* **Exercise**
Copy out all of the material exactly.

* **Extracted information**
[BEGIN]

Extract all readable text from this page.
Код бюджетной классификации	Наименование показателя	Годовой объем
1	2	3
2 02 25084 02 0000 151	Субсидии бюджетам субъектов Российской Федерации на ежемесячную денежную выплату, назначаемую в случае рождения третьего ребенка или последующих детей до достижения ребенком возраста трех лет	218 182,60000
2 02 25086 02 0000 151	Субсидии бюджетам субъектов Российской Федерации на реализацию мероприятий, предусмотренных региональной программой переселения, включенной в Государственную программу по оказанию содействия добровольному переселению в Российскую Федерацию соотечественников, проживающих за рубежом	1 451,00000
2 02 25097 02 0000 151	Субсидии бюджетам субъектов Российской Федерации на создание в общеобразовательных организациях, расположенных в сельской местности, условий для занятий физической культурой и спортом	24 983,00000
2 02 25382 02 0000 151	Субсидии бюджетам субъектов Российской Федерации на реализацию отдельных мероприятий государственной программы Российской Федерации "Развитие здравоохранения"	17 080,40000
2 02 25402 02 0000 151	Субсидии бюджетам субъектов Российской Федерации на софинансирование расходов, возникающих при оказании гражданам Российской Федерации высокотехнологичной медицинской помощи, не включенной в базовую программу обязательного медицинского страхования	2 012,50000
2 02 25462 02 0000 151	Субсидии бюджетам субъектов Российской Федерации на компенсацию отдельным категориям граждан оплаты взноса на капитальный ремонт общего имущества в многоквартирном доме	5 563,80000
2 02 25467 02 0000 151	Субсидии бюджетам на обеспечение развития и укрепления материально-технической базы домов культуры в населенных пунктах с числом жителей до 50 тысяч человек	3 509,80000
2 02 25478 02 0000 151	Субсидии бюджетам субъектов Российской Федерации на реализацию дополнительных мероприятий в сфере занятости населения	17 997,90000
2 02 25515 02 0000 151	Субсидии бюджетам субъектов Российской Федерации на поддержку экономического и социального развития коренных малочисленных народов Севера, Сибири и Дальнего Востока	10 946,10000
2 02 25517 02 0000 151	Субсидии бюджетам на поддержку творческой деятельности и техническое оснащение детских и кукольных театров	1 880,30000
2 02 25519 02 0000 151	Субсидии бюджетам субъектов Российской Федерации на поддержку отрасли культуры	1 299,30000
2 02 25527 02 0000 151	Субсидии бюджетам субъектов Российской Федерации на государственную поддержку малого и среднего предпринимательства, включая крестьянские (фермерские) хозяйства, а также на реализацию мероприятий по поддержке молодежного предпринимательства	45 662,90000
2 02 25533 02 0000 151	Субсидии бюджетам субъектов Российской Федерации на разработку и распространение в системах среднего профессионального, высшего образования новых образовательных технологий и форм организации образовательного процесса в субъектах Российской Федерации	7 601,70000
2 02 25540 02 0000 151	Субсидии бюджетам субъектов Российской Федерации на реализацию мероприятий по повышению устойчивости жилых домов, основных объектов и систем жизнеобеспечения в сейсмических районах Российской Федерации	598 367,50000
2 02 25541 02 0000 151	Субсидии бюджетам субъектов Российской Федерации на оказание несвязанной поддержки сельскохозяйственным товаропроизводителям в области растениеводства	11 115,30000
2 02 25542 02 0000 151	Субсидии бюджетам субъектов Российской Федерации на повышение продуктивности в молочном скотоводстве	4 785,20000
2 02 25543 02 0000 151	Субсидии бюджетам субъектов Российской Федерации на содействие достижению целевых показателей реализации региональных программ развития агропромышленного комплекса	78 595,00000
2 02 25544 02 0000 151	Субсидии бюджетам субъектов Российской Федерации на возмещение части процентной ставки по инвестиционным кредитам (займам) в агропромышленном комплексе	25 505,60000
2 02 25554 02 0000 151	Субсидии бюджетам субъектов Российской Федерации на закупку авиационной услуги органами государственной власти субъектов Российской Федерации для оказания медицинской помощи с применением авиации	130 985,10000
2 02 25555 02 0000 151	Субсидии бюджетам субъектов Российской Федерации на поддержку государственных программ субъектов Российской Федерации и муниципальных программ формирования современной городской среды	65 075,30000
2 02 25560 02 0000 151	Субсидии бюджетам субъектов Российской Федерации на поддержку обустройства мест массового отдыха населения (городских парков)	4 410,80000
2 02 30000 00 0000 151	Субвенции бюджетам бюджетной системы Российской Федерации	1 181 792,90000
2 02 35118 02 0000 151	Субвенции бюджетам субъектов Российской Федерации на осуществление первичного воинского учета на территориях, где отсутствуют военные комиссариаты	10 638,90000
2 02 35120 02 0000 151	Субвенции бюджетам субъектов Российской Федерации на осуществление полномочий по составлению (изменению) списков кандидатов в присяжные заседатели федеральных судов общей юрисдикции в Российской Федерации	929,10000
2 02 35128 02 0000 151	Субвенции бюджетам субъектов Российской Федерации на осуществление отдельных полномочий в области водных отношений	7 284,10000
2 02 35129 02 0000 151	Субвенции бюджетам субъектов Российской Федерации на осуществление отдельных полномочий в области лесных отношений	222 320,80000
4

[END]

* **Result**
Extract all readable text from this page.
Код бюджетной классификации	Наименование показателя	Годовой объем
1	2	3
2 02 25084 02 0000 151	Субсидии бюджетам субъектов Российской Федерации на ежемесячную денежную выплату, назначаемую в случае рождения третьего ребенка или последующих детей до достижения ребенком возраста трех лет	218 182,60000
2 02 25086 02 0000 151	Субсидии бюджетам субъектов Российской Федерации на реализацию мероприятий, предусмотренных региональной программой переселения, включенной в Государственную программу по оказанию содействия добровольному переселению в Российскую Федерацию соотечественников, проживающих за рубежом	1 451,00000
2 02 25097 02 0000 151	Субсидии бюджетам субъектов Российской Федерации на создание в общеобразовательных организациях, расположенных в сельской местности, условий для занятий физической культурой и спортом	24 983,00000
2 02 25382 02 0000 151	Субсидии бюджетам субъектов Российской Федерации на реализацию отдельных мероприятий государственной программы Российской Федерации "Развитие здравоохранения"	17 080,40000
2 02 25402 02 0000 151	Субсидии бюджетам субъектов Российской Федерации на софинансирование расходов, возникающих при оказании гражданам Российской Федерации высокотехнологичной медицинской помощи, не включенной в базовую программу обязательного медицинского страхования	2 012,50000
2 02 25462 02 0000 151	Субсидии бюджетам субъектов Российской Федерации на компенсацию отдельным категориям граждан оплаты взноса на капитальный ремонт общего имущества в многоквартирном доме	5 563,80000
2 02 25467 02 0000 151	Субсидии бюджетам на обеспечение развития и укрепления материально-технической базы домов культуры в населенных пунктах с числом жителей до 50 тысяч человек	3 509,80000
2 02 25478 02 0000 151	Субсидии бюджетам субъектов Российской Федерации на реализацию дополнительных мероприятий в сфере занятости населения	17 997,90000
2 02 25515 02 0000 151	Субсидии бюджетам субъектов Российской Федерации на поддержку экономического и социального развития коренных малочисленных народов Севера, Сибири и Дальнего Востока	10 946,10000
2 02 25517 02 0000 151	Субсидии бюджетам на поддержку творческой деятельности и техническое оснащение детских и кукольных театров	1 880,30000
2 02 25519 02 0000 151	Субсидии бюджетам субъектов Российской Федерации на поддержку отрасли культуры	1 299,30000
2 02 25527 02 0000 151	Субсидии бюджетам субъектов Российской Федерации на государственную поддержку малого и среднего предпринимательства, включая крестьянские (фермерские) хозяйства, а также на реализацию мероприятий по поддержке молодежного предпринимательства	45 662,90000
2 02 25533 02 0000 151	Субсидии бюджетам субъектов Российской Федерации на разработку и распространение в системах среднего профессионального, высшего образования новых образовательных технологий и форм организации образовательного процесса в субъектах Российской Федерации	7 601,70000
2 02 25540 02 0000 151	Субсидии бюджетам субъектов Российской Федерации на реализацию мероприятий по повышению устойчивости жилых домов, основных объектов и систем жизнеобеспечения в сейсмических районах Российской Федерации	598 367,50000
2 02 25541 02 0000 151	Субсидии бюджетам субъектов Российской Федерации на оказание несвязанной поддержки сельскохозяйственным товаропроизводителям в области растениеводства	11 115,30000
2 02 25542 02 0000 151	Субсидии бюджетам субъектов Российской Федерации на повышение продуктивности в молочном скотоводстве	4 785,20000
2 02 25543 02 0000 151	Субсидии бюджетам субъектов Российской Федерации на содействие достижению целевых показателей реализации региональных программ развития агропромышленного комплекса	78 595,00000
2 02 25544 02 0000 151	Субсидии бюджетам субъектов Российской Федерации на возмещение части процентной ставки по инвестиционным кредитам (займам) в агропромышленном комплексе	25 505,60000
2 02 25554 02 0000 151	Субсидии бюджетам субъектов Российской Федерации на закупку авиационной услуги органами государственной власти субъектов Российской Федерации для оказания медицинской помощи с применением авиации	130 985,10000
2 02 25555 02 0000 151	Субсидии бюджетам субъектов Российской Федерации на поддержку государственных программ субъектов Российской Федерации и муниципальных программ формирования современной городской среды	65 075,30000
2 02 25560 02 0000 151	Субсидии бюджетам субъектов Российской Федерации на поддержку обустройства мест массового отдыха населения (городских парков)	4 410,80000
2 02 30000 00 0000 151	Субвенции бюджетам бюджетной системы Российской Федерации	1 181 792,90000
2 02 35118 02 0000 151	Субвенции бюджетам субъектов Российской Федерации на осуществление первичного воинского учета на территориях, где отсутствуют военные комиссариаты	10 638,90000
2 02 35120 02 0000 151	Субвенции бюджетам субъектов Российской Федерации на осуществление полномочий по составлению (изменению) списков кандидатов в присяжные заседатели федеральных судов общей юрисдикции в Российской Федерации	929,10000
2 02 35128 02 0000 151	Субвенции бюджетам субъектов Российской Федерации на осуществление отдельных полномочий в области водных отношений	7 284,10000
2 02 35129 02 0000 151	Субвенции бюджетам субъектов Российской Федерации на осуществление отдельных полномочий в области лесных отношений	222 320,80000
4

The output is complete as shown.